Geëxtraheerde tekst:
*-*-*

Uiteindelijk zou Yerself Is Steam en de ondersteunende tour resulteren in een contract bij een groot label, Columbia, voor de Amerikaanse markt.[9]

In 1992 bracht Mint Films een heruitgave uit met een bonus LP/CD getiteld Lego My Ego. De titel is een parodie op een slogan van Eggo wafels uit 1972 "Leggo My Eggo". De titel komt ook voor in een stukje ingesproken tape aan het begin van “Frittering”, waar een muzikant tegen een andere muzikant “let go of my fucking ego” zegt nadat ze hem vertellen hoe hij een nummer moet spelen. De bonusdisc bevat enkele singles (met o.a. een cover van If You Want Me to Stay van Sly and the Family Stone), een radiosessie, een nummer dat ze maakten voor de film “Moonbuggy” (1990) van Howard Nelson en live-materiaal, waaronder een cover van Shhh/Peaceful van Miles Davis. Er werd in 1992 in Engeland verder nog getourd met Ride, The Verve en The House of Love.

Yerself Is Steam' werd vele jaren later gekozen als 16de beste in Pitchfork's Best Shoegaze Albums of All Time[14]

Begin 1993 verschijnt de single The Hum Is Coming From Her waarop de groep op de A-kant als het Mercury Theremin Sextet experimenteert. Op de B-kant So There (As read by Robert Creeley) begeleiden ze als het Mercury Rev Orchestrata poëet Robert Creeley, die zijn gedicht met dezelfde titel voorleest.

*-*-*

Gegevens over elementen en regio's:
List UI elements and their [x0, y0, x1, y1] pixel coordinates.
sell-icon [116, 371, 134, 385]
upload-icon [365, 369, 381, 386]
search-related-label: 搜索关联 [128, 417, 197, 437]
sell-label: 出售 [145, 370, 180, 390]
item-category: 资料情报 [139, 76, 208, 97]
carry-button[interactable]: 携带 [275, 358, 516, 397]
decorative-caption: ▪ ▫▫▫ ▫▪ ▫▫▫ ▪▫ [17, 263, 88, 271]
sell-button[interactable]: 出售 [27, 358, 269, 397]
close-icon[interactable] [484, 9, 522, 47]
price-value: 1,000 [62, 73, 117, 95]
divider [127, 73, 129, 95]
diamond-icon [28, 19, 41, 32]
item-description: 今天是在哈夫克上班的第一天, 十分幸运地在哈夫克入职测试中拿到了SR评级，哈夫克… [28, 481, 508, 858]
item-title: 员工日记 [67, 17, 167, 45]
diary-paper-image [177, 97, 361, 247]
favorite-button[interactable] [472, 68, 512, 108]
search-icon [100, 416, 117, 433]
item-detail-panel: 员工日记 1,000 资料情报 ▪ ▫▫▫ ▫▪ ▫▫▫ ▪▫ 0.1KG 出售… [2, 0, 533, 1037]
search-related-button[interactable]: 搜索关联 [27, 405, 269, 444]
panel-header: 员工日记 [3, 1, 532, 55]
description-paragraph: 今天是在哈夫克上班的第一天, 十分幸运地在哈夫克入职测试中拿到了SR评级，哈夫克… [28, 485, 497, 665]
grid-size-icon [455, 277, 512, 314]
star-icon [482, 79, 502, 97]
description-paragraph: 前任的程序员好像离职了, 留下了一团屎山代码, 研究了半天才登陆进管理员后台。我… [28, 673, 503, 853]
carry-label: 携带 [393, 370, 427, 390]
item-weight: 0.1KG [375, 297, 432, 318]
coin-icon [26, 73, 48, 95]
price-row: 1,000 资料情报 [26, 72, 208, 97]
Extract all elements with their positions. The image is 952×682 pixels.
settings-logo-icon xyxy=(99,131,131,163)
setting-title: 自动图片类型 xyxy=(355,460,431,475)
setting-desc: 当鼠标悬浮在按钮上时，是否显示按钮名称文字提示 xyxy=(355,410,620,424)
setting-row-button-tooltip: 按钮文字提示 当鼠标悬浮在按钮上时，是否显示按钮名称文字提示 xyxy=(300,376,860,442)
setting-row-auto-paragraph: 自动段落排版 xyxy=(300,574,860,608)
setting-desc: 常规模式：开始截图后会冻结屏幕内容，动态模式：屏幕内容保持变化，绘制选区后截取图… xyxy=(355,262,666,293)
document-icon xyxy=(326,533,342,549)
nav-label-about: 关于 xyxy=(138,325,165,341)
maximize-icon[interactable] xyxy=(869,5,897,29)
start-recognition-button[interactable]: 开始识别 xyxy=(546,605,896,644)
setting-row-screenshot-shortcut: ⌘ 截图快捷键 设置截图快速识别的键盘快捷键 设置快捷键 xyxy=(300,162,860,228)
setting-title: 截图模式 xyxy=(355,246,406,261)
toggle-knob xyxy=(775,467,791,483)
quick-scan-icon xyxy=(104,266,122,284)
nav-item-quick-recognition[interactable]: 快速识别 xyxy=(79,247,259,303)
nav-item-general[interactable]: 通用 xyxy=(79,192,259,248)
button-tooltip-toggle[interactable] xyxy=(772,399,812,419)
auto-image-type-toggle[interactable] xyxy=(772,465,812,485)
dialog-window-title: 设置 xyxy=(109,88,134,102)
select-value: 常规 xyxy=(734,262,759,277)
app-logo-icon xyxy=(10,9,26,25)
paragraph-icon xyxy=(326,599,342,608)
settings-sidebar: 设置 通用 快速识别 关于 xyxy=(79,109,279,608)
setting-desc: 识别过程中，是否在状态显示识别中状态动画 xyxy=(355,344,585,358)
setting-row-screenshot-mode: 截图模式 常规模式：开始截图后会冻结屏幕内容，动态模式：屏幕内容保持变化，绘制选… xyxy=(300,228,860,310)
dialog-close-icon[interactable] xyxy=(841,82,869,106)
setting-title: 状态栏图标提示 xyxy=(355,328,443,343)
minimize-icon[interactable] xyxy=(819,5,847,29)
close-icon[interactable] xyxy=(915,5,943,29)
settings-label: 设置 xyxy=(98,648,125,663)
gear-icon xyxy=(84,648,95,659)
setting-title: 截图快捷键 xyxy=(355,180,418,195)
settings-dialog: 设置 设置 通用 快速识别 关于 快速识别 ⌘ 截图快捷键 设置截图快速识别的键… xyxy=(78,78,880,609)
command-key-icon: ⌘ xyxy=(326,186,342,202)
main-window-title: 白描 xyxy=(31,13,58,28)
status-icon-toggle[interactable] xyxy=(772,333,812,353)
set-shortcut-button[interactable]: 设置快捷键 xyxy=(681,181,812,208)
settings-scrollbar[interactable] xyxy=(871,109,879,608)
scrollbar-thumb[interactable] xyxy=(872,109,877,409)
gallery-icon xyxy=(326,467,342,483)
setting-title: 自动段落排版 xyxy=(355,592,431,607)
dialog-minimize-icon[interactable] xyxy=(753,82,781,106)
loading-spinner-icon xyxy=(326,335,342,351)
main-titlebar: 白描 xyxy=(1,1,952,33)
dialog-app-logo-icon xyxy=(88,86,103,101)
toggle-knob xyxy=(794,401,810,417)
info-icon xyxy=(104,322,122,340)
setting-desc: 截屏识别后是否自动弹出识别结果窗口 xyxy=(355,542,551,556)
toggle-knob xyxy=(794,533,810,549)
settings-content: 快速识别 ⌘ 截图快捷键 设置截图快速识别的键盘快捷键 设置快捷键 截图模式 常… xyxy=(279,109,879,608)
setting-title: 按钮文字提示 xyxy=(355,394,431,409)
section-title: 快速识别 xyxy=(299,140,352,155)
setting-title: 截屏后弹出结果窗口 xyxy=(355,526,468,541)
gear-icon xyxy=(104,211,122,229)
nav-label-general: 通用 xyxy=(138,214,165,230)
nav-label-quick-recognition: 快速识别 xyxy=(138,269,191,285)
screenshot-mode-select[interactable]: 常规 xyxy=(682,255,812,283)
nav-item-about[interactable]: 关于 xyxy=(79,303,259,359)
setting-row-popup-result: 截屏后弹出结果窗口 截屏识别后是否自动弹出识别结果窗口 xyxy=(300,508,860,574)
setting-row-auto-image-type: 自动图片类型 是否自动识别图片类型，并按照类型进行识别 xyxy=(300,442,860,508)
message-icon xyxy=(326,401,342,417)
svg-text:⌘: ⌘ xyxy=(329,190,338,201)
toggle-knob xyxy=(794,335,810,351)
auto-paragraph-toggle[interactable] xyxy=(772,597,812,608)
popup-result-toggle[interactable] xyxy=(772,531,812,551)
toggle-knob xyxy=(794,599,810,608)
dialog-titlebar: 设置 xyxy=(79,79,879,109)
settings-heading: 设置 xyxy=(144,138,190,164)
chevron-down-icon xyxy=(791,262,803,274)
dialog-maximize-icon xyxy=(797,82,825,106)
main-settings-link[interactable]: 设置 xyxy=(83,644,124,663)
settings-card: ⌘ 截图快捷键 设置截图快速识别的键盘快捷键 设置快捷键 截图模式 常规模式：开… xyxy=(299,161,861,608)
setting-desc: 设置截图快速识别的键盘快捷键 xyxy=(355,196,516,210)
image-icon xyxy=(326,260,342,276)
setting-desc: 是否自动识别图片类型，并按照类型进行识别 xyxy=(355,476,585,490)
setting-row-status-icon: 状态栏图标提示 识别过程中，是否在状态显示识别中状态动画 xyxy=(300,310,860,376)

*-*-*

Schrijfopdracht 1: Met welke groepen werd er volgens de tekst over Yerself Is Steam in 1992 in Engeland getourd?
Schrijfopdracht 2: Schrijf de tekst over Yerself Is Steam verder, te beginnen na de laatste zin.

Verwacht antwoord 1: Er werd getourd met Ride, The Verve en The House of Love.

Verwacht antwoord 2:
Boces

Om hun tweede album te maken, richtte Mercury Rev een studioruimte in een schuur in en verzamelde het samples van uiteenlopende locaties zoals Times Square en NASA's Cape Canaveral om het dichte, levendige geluid van de muziek extra vorm te geven. De spanningen binnen de band hielden echter aan; verschillende popsongs die Donahue had geschreven werden geschrapt of aangepast zodat ze beter bij Baker pasten. Naast de hoofdleverancier van nummers, Donahue, brachten ook de andere 5 leden ideeën aan die dan vervolgens door de anderen werden bewerkt. Het democratische proces ging zo ver dat degene die het nummer had aangebracht de bewerkingen van de anderen niet kon overrulen. Drummer Jimy Chambers hield erg van 60s muziek; Dave Fridmann kwam meer van een jazz-achtergrond en draaide veel Steely Dan. Suzanne Thorpe wilde met haar fluit dan weer tegenwicht bieden aan de gitaren. Door de veelheid van ideeën die zo werden samengesmolten, is het nog meer dan Yerself Is Steam een rollercoaster van een plaat.

Het Amerikaanse platencontract met major label Columbia leidde niet tot het maken van een major label plaat. Columbia gaf ze alle vrijheid en het was ook niet hun bedoeling om een minder vrije weg in te slaan.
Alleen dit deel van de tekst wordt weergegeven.